>>>>>

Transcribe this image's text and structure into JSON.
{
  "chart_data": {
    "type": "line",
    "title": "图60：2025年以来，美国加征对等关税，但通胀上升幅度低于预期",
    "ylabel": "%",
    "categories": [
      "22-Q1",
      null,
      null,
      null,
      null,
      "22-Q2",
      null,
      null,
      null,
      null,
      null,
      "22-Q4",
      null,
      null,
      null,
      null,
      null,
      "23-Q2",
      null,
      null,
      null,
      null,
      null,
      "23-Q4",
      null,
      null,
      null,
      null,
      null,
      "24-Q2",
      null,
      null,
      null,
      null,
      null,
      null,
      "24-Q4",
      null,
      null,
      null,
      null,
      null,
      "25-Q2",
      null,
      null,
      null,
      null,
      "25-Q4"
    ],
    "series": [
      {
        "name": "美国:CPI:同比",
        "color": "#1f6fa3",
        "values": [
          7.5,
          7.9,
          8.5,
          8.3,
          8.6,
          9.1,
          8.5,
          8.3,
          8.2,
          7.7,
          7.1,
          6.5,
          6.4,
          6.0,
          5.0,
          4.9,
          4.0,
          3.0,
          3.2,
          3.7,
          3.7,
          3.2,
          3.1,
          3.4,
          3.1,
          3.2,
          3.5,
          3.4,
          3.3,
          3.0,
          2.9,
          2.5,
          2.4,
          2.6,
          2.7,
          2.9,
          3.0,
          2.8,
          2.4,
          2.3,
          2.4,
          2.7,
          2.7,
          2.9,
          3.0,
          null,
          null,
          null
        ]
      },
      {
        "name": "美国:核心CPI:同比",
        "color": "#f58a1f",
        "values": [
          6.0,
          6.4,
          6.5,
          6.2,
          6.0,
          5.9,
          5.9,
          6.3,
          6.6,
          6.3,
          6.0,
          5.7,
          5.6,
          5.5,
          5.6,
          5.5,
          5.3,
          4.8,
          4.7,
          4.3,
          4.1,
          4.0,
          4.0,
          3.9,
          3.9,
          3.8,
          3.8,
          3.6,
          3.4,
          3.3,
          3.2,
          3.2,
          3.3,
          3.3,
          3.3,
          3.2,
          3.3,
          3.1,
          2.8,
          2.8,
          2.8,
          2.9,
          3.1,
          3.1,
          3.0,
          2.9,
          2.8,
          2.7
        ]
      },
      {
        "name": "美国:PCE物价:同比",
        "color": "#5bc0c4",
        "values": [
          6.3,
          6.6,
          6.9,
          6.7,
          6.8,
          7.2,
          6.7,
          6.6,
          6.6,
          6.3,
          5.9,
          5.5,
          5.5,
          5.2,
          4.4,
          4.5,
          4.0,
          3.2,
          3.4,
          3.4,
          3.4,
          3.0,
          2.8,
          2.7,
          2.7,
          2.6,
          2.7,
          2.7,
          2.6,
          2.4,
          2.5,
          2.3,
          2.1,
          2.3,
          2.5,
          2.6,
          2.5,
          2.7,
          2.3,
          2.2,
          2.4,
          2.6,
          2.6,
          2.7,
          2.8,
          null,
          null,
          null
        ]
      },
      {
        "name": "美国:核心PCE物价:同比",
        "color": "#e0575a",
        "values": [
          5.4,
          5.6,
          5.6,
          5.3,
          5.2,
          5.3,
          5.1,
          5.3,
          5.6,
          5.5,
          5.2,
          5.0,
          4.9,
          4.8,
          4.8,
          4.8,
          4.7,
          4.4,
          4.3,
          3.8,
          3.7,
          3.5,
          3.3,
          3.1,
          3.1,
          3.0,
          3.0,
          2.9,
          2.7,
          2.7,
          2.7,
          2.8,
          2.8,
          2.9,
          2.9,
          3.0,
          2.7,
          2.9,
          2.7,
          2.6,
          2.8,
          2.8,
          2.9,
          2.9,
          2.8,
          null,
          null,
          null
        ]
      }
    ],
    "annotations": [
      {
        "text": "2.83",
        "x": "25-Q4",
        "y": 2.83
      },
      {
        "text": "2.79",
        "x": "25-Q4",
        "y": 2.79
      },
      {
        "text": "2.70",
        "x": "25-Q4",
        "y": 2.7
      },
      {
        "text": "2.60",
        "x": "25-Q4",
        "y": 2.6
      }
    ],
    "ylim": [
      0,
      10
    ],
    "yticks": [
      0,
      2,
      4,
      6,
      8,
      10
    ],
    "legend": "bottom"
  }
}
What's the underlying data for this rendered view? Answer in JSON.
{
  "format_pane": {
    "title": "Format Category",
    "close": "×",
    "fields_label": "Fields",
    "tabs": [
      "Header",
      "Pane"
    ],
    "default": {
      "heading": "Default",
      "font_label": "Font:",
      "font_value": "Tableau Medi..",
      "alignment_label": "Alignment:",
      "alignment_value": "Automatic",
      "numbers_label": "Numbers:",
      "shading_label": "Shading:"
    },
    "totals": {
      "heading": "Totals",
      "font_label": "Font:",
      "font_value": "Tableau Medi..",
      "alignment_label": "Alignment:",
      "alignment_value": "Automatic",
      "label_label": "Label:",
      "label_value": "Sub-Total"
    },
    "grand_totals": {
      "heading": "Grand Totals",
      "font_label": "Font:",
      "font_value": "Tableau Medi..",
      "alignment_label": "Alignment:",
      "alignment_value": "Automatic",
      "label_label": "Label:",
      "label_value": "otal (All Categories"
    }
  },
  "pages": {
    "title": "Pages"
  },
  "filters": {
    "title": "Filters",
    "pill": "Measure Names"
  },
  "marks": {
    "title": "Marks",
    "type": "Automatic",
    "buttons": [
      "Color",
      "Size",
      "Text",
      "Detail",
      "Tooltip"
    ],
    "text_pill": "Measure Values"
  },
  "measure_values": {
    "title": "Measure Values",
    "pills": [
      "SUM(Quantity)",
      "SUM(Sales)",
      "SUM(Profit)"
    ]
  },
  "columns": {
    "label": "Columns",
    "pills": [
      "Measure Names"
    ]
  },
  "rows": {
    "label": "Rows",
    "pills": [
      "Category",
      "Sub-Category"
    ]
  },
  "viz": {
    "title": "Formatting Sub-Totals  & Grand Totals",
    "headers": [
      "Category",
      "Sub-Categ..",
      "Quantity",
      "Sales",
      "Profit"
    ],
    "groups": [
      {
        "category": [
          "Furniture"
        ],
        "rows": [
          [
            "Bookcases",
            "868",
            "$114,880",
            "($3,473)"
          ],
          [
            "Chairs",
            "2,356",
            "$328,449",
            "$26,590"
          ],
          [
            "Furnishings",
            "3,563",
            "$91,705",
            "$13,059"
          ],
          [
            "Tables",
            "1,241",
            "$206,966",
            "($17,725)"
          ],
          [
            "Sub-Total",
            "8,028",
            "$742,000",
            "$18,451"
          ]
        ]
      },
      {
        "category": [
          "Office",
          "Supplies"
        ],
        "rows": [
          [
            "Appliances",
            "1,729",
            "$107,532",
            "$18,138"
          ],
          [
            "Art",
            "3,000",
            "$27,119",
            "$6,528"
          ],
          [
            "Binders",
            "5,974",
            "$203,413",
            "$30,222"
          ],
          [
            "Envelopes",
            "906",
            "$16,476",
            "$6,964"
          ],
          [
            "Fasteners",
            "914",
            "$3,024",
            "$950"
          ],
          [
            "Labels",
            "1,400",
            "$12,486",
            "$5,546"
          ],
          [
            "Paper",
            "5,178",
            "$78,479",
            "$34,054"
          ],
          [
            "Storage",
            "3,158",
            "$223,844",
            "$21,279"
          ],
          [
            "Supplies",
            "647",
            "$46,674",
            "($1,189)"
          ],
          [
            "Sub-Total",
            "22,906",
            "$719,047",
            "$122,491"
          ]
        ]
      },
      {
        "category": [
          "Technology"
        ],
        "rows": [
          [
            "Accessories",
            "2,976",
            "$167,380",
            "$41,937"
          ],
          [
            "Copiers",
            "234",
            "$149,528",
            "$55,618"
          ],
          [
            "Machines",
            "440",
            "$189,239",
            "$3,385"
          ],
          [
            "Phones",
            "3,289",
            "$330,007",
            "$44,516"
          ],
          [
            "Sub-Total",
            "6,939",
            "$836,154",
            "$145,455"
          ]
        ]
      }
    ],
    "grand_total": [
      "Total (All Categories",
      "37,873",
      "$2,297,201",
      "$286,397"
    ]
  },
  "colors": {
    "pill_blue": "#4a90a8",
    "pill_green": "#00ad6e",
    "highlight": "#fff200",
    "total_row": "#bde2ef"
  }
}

<<<<<

→ TASK DESCRIPTION
Pick out each line containing the string "JSON" and copy it.

→ EXERCISE SOLUTION
Transcribe this image's text and structure into JSON.
What's the underlying data for this rendered view? Answer in JSON.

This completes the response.